> WRITTEN REQUEST:
From the album article below, list every musician named as playing on the recording.

> TEXT BLOCK:

####################

Studio album by Paul Bley
- Released: September 1993
- Recorded: September 1991
- Studio: Rainbow Studio Oslo, Norway
- Genre: Avant-garde jazz, free jazz
- Length: 56:11
- Label: ECM ECM 1488
- Producer: Manfred Eicher

Paul Bley chronology
| Changing Hands (1991) | In the Evenings out There (1993) | Paul Plays Carla (1992) |

= In the Evenings out There =

In the Evenings out There is an album by Canadian jazz pianist Paul Bley recorded in September 1991 and released on ECM two years later. The quartet features rhythm section Gary Peacock and Tony Oxley and reed player John Surman.

== Reception ==

The AllMusic review by David R. Adler stated: "This is a remarkable encounter between four top-notch musicians... Although the record falls solidly within the "free jazz" category, it has a mysteriously soothing, meditative quality. Fans of these four greats shouldn't miss it."

####################

[Layout coordinate data]
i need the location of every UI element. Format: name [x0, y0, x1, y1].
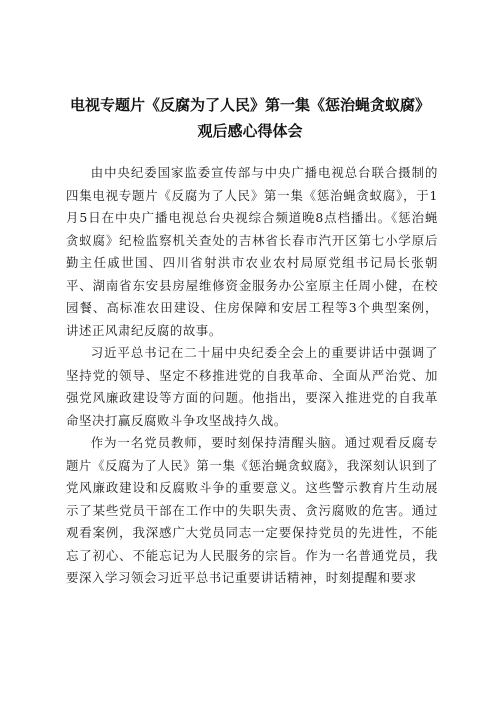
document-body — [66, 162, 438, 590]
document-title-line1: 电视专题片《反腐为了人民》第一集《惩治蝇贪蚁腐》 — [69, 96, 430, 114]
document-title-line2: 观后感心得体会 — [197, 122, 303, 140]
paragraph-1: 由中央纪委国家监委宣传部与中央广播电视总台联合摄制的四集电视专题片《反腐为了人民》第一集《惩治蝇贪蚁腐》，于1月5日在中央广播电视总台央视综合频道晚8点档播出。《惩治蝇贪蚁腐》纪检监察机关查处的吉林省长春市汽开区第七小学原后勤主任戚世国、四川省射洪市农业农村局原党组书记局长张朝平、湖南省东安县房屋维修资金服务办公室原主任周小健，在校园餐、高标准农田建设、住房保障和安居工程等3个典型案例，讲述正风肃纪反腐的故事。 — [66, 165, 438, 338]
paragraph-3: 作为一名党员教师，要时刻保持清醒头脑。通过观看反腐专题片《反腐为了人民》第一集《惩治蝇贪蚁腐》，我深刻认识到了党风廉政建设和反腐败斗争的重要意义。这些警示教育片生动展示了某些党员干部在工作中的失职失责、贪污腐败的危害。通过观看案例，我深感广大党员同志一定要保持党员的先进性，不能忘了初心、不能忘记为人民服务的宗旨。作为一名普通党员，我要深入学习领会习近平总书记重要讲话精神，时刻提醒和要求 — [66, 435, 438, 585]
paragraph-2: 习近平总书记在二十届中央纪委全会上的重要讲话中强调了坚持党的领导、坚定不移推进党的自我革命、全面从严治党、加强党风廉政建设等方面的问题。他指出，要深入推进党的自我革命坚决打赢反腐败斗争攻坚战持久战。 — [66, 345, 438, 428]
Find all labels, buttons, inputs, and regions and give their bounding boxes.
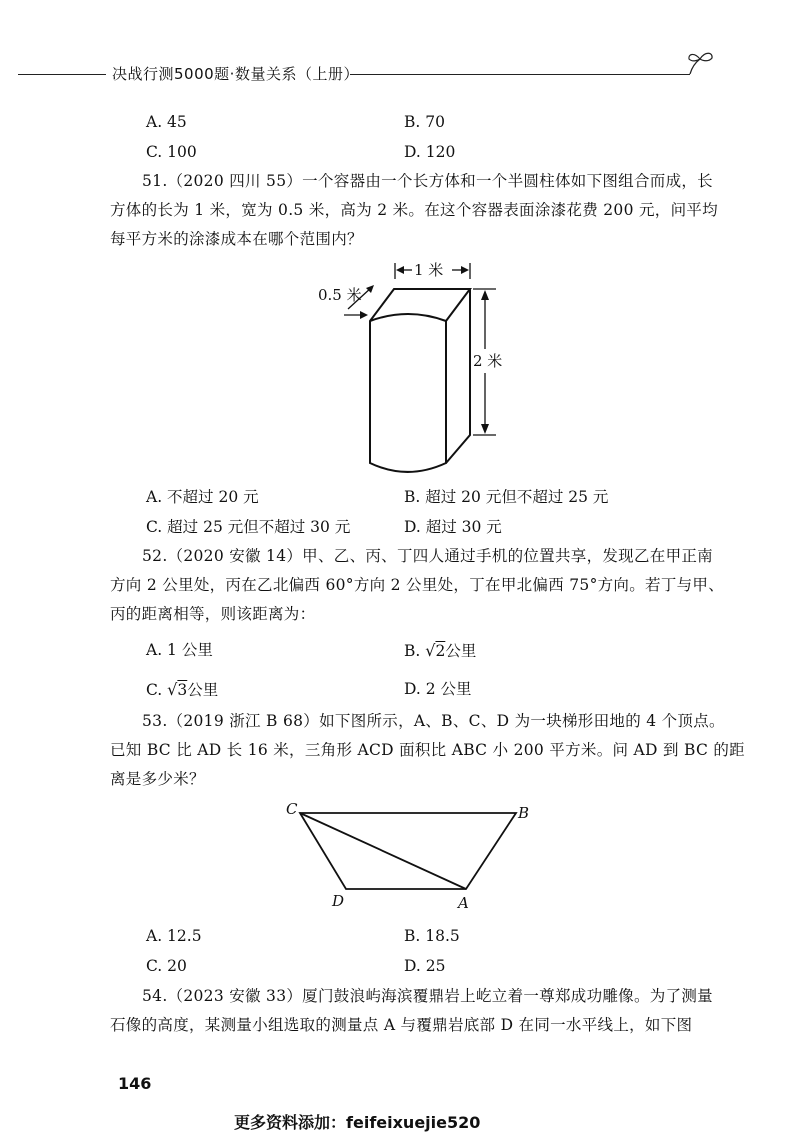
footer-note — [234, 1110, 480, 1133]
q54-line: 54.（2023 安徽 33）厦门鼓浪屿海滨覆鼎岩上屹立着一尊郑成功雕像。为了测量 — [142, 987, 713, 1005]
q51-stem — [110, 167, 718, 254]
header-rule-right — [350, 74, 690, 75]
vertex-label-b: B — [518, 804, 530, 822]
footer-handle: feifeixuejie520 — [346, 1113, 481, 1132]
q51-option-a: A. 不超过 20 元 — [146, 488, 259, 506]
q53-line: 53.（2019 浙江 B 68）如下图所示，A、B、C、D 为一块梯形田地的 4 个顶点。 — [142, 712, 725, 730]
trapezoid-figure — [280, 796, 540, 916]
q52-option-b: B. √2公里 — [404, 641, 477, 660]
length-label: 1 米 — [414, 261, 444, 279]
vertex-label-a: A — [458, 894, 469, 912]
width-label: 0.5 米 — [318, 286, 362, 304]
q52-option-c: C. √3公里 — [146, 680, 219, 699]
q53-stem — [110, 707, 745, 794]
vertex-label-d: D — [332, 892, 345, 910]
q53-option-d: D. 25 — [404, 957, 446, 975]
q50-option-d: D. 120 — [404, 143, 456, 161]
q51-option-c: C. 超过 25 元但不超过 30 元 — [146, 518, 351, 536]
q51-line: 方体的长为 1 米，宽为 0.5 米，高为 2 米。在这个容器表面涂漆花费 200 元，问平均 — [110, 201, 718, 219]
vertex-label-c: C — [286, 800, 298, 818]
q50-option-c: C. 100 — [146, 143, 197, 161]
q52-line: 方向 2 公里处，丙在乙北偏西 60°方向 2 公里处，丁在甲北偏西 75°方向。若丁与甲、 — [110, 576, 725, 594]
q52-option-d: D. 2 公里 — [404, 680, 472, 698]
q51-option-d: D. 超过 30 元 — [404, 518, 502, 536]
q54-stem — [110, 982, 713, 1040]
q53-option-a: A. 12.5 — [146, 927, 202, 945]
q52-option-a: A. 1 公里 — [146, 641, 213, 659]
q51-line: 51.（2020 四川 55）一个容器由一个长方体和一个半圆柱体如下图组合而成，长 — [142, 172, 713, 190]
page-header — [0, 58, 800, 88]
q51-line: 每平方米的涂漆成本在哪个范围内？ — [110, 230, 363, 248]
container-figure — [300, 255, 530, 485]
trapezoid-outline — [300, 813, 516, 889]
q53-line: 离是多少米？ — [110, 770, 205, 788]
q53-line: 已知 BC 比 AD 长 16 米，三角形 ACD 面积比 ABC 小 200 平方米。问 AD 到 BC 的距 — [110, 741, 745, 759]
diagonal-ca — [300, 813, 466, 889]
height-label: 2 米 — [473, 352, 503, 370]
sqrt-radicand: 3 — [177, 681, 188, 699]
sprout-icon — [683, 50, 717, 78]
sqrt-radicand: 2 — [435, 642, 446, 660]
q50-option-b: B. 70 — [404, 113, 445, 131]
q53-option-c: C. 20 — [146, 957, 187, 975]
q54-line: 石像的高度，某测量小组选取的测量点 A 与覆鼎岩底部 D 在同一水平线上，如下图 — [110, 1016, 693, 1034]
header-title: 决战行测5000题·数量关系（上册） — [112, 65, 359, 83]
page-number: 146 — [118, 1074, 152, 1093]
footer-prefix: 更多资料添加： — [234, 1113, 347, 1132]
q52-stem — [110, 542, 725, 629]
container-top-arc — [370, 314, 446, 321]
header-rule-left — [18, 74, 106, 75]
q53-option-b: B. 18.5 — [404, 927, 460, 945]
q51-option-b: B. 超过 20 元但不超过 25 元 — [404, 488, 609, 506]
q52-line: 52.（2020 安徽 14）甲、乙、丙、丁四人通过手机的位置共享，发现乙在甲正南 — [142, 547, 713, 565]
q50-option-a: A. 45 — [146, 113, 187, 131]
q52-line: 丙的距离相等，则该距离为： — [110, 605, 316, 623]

####################

> FULL ANSWER:
Paul Bley (piano), Gary Peacock (rhythm section), Tony Oxley (rhythm section), John Surman (reeds)